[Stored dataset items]
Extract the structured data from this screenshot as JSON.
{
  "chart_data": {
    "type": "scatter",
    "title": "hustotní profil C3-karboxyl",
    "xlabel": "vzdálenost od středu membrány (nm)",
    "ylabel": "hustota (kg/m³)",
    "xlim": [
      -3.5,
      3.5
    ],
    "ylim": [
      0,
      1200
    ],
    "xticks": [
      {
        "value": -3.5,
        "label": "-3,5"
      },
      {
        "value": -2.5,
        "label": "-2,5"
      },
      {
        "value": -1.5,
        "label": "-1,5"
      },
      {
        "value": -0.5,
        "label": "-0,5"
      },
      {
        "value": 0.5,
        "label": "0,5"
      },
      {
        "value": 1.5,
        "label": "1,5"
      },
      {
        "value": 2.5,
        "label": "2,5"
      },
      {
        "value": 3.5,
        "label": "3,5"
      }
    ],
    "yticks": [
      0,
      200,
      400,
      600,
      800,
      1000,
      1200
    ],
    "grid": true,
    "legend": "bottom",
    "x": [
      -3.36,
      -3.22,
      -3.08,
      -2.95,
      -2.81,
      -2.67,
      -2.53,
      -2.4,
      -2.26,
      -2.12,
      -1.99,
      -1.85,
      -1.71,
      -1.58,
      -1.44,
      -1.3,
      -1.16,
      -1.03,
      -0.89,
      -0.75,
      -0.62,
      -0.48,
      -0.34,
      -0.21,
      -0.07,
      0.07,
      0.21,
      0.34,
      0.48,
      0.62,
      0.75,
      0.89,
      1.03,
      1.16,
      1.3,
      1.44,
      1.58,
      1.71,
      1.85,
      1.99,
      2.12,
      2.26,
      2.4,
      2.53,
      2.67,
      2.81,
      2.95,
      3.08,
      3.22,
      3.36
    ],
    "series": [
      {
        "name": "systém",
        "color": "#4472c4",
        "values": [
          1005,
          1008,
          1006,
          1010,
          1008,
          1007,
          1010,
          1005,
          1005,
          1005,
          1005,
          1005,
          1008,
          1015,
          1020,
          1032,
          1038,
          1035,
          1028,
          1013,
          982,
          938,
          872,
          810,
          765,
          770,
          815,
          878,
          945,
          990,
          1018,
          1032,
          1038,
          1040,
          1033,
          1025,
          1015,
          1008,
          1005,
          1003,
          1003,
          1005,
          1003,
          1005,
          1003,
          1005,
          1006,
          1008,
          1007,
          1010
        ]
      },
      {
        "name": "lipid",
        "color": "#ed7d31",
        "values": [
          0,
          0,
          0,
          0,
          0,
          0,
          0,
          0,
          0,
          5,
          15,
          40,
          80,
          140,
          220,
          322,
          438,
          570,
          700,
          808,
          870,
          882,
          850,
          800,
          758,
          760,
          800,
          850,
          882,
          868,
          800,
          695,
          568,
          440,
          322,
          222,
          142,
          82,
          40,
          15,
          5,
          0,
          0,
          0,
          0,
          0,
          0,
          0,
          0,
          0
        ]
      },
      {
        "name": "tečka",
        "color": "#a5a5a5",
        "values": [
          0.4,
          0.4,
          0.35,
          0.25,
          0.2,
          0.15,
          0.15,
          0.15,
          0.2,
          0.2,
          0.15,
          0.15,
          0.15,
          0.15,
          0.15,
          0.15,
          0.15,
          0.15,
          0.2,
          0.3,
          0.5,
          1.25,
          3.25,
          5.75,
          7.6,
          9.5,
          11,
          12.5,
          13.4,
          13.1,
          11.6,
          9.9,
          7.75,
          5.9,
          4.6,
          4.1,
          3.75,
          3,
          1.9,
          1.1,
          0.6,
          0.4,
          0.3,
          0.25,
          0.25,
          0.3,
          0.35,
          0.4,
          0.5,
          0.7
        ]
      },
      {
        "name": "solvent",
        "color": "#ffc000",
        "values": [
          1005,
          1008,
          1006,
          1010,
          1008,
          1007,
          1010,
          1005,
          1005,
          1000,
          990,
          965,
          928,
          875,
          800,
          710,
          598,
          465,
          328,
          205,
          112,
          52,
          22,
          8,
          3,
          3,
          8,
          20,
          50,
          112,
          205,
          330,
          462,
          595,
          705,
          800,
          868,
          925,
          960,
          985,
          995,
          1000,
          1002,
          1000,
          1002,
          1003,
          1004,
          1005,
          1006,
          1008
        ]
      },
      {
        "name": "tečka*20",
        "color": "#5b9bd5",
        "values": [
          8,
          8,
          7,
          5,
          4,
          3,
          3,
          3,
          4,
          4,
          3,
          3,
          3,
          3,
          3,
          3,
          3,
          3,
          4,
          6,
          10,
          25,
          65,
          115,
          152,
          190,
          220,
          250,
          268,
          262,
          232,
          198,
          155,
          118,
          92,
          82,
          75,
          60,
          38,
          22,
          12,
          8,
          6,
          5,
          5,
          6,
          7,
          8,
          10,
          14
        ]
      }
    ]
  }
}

» **EXERCISE**: Give all the entries again exactly; leave none out.

» **EXPECTED OUTPUT**:
Extract the structured data from this screenshot as JSON.
{
  "chart_data": {
    "type": "scatter",
    "title": "hustotní profil C3-karboxyl",
    "xlabel": "vzdálenost od středu membrány (nm)",
    "ylabel": "hustota (kg/m³)",
    "xlim": [
      -3.5,
      3.5
    ],
    "ylim": [
      0,
      1200
    ],
    "xticks": [
      {
        "value": -3.5,
        "label": "-3,5"
      },
      {
        "value": -2.5,
        "label": "-2,5"
      },
      {
        "value": -1.5,
        "label": "-1,5"
      },
      {
        "value": -0.5,
        "label": "-0,5"
      },
      {
        "value": 0.5,
        "label": "0,5"
      },
      {
        "value": 1.5,
        "label": "1,5"
      },
      {
        "value": 2.5,
        "label": "2,5"
      },
      {
        "value": 3.5,
        "label": "3,5"
      }
    ],
    "yticks": [
      0,
      200,
      400,
      600,
      800,
      1000,
      1200
    ],
    "grid": true,
    "legend": "bottom",
    "x": [
      -3.36,
      -3.22,
      -3.08,
      -2.95,
      -2.81,
      -2.67,
      -2.53,
      -2.4,
      -2.26,
      -2.12,
      -1.99,
      -1.85,
      -1.71,
      -1.58,
      -1.44,
      -1.3,
      -1.16,
      -1.03,
      -0.89,
      -0.75,
      -0.62,
      -0.48,
      -0.34,
      -0.21,
      -0.07,
      0.07,
      0.21,
      0.34,
      0.48,
      0.62,
      0.75,
      0.89,
      1.03,
      1.16,
      1.3,
      1.44,
      1.58,
      1.71,
      1.85,
      1.99,
      2.12,
      2.26,
      2.4,
      2.53,
      2.67,
      2.81,
      2.95,
      3.08,
      3.22,
      3.36
    ],
    "series": [
      {
        "name": "systém",
        "color": "#4472c4",
        "values": [
          1005,
          1008,
          1006,
          1010,
          1008,
          1007,
          1010,
          1005,
          1005,
          1005,
          1005,
          1005,
          1008,
          1015,
          1020,
          1032,
          1038,
          1035,
          1028,
          1013,
          982,
          938,
          872,
          810,
          765,
          770,
          815,
          878,
          945,
          990,
          1018,
          1032,
          1038,
          1040,
          1033,
          1025,
          1015,
          1008,
          1005,
          1003,
          1003,
          1005,
          1003,
          1005,
          1003,
          1005,
          1006,
          1008,
          1007,
          1010
        ]
      },
      {
        "name": "lipid",
        "color": "#ed7d31",
        "values": [
          0,
          0,
          0,
          0,
          0,
          0,
          0,
          0,
          0,
          5,
          15,
          40,
          80,
          140,
          220,
          322,
          438,
          570,
          700,
          808,
          870,
          882,
          850,
          800,
          758,
          760,
          800,
          850,
          882,
          868,
          800,
          695,
          568,
          440,
          322,
          222,
          142,
          82,
          40,
          15,
          5,
          0,
          0,
          0,
          0,
          0,
          0,
          0,
          0,
          0
        ]
      },
      {
        "name": "tečka",
        "color": "#a5a5a5",
        "values": [
          0.4,
          0.4,
          0.35,
          0.25,
          0.2,
          0.15,
          0.15,
          0.15,
          0.2,
          0.2,
          0.15,
          0.15,
          0.15,
          0.15,
          0.15,
          0.15,
          0.15,
          0.15,
          0.2,
          0.3,
          0.5,
          1.25,
          3.25,
          5.75,
          7.6,
          9.5,
          11,
          12.5,
          13.4,
          13.1,
          11.6,
          9.9,
          7.75,
          5.9,
          4.6,
          4.1,
          3.75,
          3,
          1.9,
          1.1,
          0.6,
          0.4,
          0.3,
          0.25,
          0.25,
          0.3,
          0.35,
          0.4,
          0.5,
          0.7
        ]
      },
      {
        "name": "solvent",
        "color": "#ffc000",
        "values": [
          1005,
          1008,
          1006,
          1010,
          1008,
          1007,
          1010,
          1005,
          1005,
          1000,
          990,
          965,
          928,
          875,
          800,
          710,
          598,
          465,
          328,
          205,
          112,
          52,
          22,
          8,
          3,
          3,
          8,
          20,
          50,
          112,
          205,
          330,
          462,
          595,
          705,
          800,
          868,
          925,
          960,
          985,
          995,
          1000,
          1002,
          1000,
          1002,
          1003,
          1004,
          1005,
          1006,
          1008
        ]
      },
      {
        "name": "tečka*20",
        "color": "#5b9bd5",
        "values": [
          8,
          8,
          7,
          5,
          4,
          3,
          3,
          3,
          4,
          4,
          3,
          3,
          3,
          3,
          3,
          3,
          3,
          3,
          4,
          6,
          10,
          25,
          65,
          115,
          152,
          190,
          220,
          250,
          268,
          262,
          232,
          198,
          155,
          118,
          92,
          82,
          75,
          60,
          38,
          22,
          12,
          8,
          6,
          5,
          5,
          6,
          7,
          8,
          10,
          14
        ]
      }
    ]
  }
}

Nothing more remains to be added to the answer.